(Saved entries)
○ ○ ○

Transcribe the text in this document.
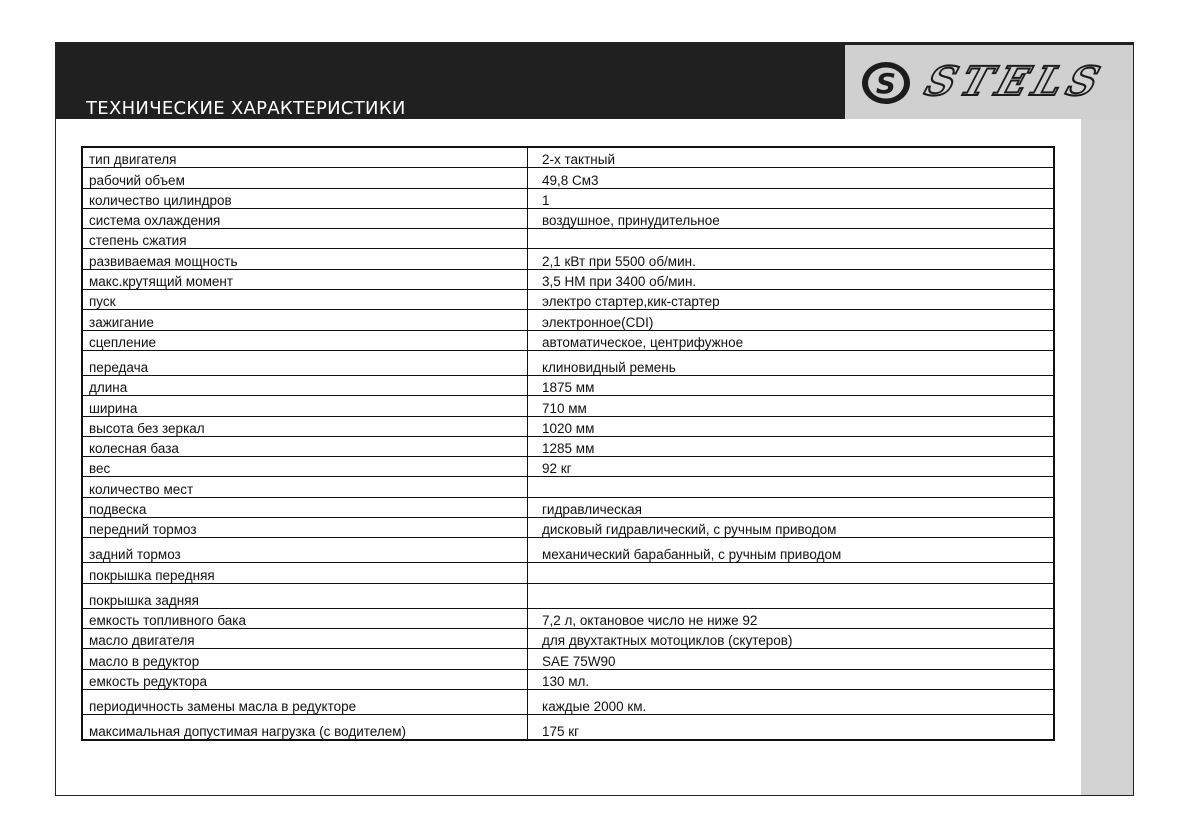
ТЕХНИЧЕСКИЕ ХАРАКТЕРИСТИКИ
S STELS
тип двигателя	2-х тактный
рабочий объем	49,8 См3
количество цилиндров	1
система охлаждения	воздушное, принудительное
степень сжатия	
развиваемая мощность	2,1 кВт при 5500 об/мин.
макс.крутящий момент	3,5 НМ при 3400 об/мин.
пуск	электро стартер,кик-стартер
зажигание	электронное(CDI)
сцепление	автоматическое, центрифужное
передача	клиновидный ремень
длина	1875 мм
ширина	710 мм
высота без зеркал	1020 мм
колесная база	1285 мм
вес	92 кг
количество мест	
подвеска	гидравлическая
передний тормоз	дисковый гидравлический, с ручным приводом
задний тормоз	механический барабанный, с ручным приводом
покрышка передняя	
покрышка задняя	
емкость топливного бака	7,2 л, октановое число не ниже 92
масло двигателя	для двухтактных мотоциклов (скутеров)
масло в редуктор	SAE 75W90
емкость редуктора	130 мл.
периодичность замены масла в редукторе	каждые 2000 км.
максимальная допустимая нагрузка (с водителем)	175 кг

○ ○ ○

Images should not appear in the copy; retype the listing above exactly.

> SOLUTION TO THE EXERCISE
Transcribe the text in this document.
ТЕХНИЧЕСКИЕ ХАРАКТЕРИСТИКИ
S STELS
тип двигателя	2-х тактный
рабочий объем	49,8 См3
количество цилиндров	1
система охлаждения	воздушное, принудительное
степень сжатия	
развиваемая мощность	2,1 кВт при 5500 об/мин.
макс.крутящий момент	3,5 НМ при 3400 об/мин.
пуск	электро стартер,кик-стартер
зажигание	электронное(CDI)
сцепление	автоматическое, центрифужное
передача	клиновидный ремень
длина	1875 мм
ширина	710 мм
высота без зеркал	1020 мм
колесная база	1285 мм
вес	92 кг
количество мест	
подвеска	гидравлическая
передний тормоз	дисковый гидравлический, с ручным приводом
задний тормоз	механический барабанный, с ручным приводом
покрышка передняя	
покрышка задняя	
емкость топливного бака	7,2 л, октановое число не ниже 92
масло двигателя	для двухтактных мотоциклов (скутеров)
масло в редуктор	SAE 75W90
емкость редуктора	130 мл.
периодичность замены масла в редукторе	каждые 2000 км.
максимальная допустимая нагрузка (с водителем)	175 кг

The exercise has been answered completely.